##### Supplied material

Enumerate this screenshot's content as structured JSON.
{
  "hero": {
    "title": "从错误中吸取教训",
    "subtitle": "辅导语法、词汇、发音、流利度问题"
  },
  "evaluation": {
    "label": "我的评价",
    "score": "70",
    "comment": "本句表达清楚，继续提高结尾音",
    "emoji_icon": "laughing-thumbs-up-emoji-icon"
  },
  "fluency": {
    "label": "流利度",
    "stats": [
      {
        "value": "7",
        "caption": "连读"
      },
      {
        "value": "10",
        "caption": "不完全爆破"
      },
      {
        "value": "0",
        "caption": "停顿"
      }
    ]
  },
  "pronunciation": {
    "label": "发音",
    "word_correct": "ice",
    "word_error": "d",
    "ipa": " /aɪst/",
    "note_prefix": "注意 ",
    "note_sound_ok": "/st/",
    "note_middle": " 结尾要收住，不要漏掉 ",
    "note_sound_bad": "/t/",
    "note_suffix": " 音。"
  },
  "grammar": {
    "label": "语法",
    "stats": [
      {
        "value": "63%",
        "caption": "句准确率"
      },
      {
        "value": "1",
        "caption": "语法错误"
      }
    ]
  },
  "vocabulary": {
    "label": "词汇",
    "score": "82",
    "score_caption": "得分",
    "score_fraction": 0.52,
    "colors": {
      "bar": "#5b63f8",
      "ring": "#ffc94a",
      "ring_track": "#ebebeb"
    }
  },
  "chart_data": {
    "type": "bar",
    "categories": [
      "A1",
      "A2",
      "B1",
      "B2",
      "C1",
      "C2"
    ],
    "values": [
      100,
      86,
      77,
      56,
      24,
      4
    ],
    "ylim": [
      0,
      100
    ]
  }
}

##########

**Short exercise:** Locate the word "label" in the records above, and return each line that has it.

**Solved exercise:**
    "label": "我的评价",
    "label": "流利度",
    "label": "发音",
    "label": "语法",
    "label": "词汇",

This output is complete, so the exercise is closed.